***** Data lines

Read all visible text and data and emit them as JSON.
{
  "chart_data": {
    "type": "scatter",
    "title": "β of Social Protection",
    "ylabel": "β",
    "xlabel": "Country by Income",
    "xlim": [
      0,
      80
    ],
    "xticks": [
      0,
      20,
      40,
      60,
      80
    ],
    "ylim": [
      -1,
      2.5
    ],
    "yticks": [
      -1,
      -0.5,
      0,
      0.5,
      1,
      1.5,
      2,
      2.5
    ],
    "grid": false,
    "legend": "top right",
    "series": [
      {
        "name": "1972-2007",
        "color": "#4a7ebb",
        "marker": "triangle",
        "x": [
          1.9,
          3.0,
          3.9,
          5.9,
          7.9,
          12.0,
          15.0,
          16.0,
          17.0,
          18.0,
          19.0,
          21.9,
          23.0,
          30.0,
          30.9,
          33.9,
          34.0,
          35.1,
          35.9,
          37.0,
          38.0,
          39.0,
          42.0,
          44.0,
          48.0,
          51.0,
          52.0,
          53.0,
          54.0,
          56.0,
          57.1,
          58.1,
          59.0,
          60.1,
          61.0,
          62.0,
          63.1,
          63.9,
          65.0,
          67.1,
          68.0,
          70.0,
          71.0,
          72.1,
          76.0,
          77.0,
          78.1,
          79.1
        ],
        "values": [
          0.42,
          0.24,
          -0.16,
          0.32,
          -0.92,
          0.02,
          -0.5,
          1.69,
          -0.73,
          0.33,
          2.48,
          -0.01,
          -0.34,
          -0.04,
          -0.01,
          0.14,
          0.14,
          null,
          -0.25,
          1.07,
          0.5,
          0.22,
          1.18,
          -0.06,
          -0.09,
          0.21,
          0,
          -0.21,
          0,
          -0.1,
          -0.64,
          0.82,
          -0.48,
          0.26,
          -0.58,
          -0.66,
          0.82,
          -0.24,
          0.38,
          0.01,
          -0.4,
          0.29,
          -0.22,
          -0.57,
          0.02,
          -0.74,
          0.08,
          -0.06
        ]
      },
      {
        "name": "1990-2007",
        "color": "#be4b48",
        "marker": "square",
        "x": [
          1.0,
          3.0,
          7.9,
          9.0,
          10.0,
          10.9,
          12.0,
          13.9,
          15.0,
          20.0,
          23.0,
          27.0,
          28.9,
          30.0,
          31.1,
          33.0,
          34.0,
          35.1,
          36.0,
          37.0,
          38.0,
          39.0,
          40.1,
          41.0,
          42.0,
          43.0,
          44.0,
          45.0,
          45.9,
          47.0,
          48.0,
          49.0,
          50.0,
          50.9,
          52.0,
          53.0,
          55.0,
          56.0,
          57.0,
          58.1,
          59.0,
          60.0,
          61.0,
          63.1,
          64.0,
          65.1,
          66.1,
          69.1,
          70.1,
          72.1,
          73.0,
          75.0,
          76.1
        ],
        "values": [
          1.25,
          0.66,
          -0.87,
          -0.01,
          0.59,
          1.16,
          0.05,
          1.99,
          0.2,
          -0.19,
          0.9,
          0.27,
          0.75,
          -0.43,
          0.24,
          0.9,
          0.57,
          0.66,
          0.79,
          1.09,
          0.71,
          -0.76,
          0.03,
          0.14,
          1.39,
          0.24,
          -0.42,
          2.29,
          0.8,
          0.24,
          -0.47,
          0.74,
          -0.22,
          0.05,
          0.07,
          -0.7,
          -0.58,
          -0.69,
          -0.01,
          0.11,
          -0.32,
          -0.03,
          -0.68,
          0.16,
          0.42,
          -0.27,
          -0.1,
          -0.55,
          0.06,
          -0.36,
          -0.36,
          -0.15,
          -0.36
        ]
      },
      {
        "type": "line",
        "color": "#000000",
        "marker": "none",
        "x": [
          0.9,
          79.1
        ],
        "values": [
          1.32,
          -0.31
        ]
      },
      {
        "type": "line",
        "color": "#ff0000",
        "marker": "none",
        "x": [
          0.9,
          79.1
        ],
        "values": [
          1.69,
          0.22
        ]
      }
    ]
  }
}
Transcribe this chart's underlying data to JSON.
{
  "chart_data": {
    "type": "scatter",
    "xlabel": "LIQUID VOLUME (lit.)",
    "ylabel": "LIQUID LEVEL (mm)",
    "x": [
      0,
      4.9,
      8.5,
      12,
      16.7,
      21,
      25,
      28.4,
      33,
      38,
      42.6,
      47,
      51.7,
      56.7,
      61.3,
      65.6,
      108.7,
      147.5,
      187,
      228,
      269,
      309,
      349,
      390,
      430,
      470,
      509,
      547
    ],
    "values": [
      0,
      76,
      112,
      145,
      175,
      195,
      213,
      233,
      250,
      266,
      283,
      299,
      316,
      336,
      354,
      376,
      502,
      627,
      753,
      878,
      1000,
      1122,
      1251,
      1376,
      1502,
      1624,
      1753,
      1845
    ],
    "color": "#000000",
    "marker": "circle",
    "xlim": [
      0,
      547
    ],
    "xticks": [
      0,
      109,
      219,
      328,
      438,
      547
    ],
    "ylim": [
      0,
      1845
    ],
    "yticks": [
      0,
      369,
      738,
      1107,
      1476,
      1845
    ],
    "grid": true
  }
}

**********

Your instructions: From the line that contains "Transcribe this chart's" to the last line of the material above, repeat every line exactly, keeping both the first and the last.

Response to this task:
Transcribe this chart's underlying data to JSON.
{
  "chart_data": {
    "type": "scatter",
    "xlabel": "LIQUID VOLUME (lit.)",
    "ylabel": "LIQUID LEVEL (mm)",
    "x": [
      0,
      4.9,
      8.5,
      12,
      16.7,
      21,
      25,
      28.4,
      33,
      38,
      42.6,
      47,
      51.7,
      56.7,
      61.3,
      65.6,
      108.7,
      147.5,
      187,
      228,
      269,
      309,
      349,
      390,
      430,
      470,
      509,
      547
    ],
    "values": [
      0,
      76,
      112,
      145,
      175,
      195,
      213,
      233,
      250,
      266,
      283,
      299,
      316,
      336,
      354,
      376,
      502,
      627,
      753,
      878,
      1000,
      1122,
      1251,
      1376,
      1502,
      1624,
      1753,
      1845
    ],
    "color": "#000000",
    "marker": "circle",
    "xlim": [
      0,
      547
    ],
    "xticks": [
      0,
      109,
      219,
      328,
      438,
      547
    ],
    "ylim": [
      0,
      1845
    ],
    "yticks": [
      0,
      369,
      738,
      1107,
      1476,
      1845
    ],
    "grid": true
  }
}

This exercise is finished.